Directions:
(a) In the article about General Electric breaking itself apart, rewrite the paragraph beginning "Long a symbol of American ingenuity" as a short bulleted list that keeps its main facts.
(b) Extend the article about General Electric breaking itself apart with a few more paragraphs, starting after its final sentence.

+++ Excerpt to read +++

For nearly 130 years, General Electric has been one of the biggest makers of American things. Now, it’s breaking itself apart.

Long a symbol of American ingenuity, the industrial powerhouse has put its stamp on products ranging from jet engines to lightbulbs, kitchen appliances to X-ray machines. The conglomerate, which traces its lineage back to Thomas Edison, was once the pinnacle of business success, renowned for its steady returns, corporate prowess and relentless pursuit of growth.

But GE’s expansive reach has come to haunt it in recent years as it struggled to slim its business operations and pay down massive debt. Now, in what chairman and chief executive Larry Culp referred to as a “defining moment,” GE has concluded that it can unlock the most value by breaking itself apart.

GE Healthcare is slated to be spun off in early 2023, the company announced Tuesday, while the renewables and power units will be formed into new energy business in early 2024. The remaining business, GE, will focus on aviation and be led by Culp.

+++ Listed records +++

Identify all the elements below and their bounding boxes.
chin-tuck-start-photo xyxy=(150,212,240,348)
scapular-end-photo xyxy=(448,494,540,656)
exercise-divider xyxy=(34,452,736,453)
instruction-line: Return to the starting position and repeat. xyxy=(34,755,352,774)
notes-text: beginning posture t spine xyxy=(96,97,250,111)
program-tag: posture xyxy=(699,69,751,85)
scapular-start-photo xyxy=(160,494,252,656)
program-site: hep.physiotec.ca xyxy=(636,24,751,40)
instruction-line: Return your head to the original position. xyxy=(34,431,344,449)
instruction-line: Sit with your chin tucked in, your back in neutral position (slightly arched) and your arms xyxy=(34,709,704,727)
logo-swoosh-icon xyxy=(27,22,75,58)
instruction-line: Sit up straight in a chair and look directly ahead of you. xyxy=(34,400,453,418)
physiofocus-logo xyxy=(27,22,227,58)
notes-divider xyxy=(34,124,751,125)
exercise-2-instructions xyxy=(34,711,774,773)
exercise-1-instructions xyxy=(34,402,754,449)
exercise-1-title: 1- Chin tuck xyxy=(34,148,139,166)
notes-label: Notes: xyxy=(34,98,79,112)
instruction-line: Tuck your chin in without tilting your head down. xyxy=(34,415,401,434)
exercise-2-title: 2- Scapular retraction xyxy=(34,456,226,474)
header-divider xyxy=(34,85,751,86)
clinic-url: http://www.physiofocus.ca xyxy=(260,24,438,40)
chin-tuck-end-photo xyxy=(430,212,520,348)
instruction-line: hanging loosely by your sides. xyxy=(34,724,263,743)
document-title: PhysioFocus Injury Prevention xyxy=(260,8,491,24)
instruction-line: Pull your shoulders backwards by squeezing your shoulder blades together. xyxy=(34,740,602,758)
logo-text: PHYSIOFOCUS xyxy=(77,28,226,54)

+++

Answers for the exercise:
(a)
- GE has long been a symbol of American ingenuity.
- Its products range from jet engines to lightbulbs and from kitchen appliances to X-ray machines.
- The conglomerate traces its lineage back to Thomas Edison.
- It was once the pinnacle of business success, known for steady returns, corporate prowess and a relentless pursuit of growth.

(b)
“The world demands – and deserves – we bring our best to solve the biggest challenges in flight, health care, and energy,” Culp said in a statement. “By creating three industry-leading, global public companies, each can benefit from greater focus, tailored capital allocation, and strategic flexibility to drive long-term growth and value for customers, investors, and employees.”

GE products have brushed against every corner of modern life: radio and cable, planes, power, health care, computing, financial services. One of the original components of the Dow Jones industrial average, its shares were once among the most widely held in the country. In 2007, before the financial crisis, GE was the second-most valuable company in the world, alongside ExxonMobil, Royal Dutch Shell and Toyota.


But GE has fallen out of favor with investors and struggled to evolve as the nation’s tech giants have taken up the mantle of innovation. Apple, Microsoft, Alphabet and Amazon, whose products have become integral to the fabric of modern American life, claim market capitalizations in the trillions. Meanwhile, GE has been eroded by years of debt, badly timed acquisitions and underperforming operations. It now claims a market value of about $122 billion.

Dan Ives, managing director at Wedbush Securities, said that Wall Street sees the breakup as long overdue.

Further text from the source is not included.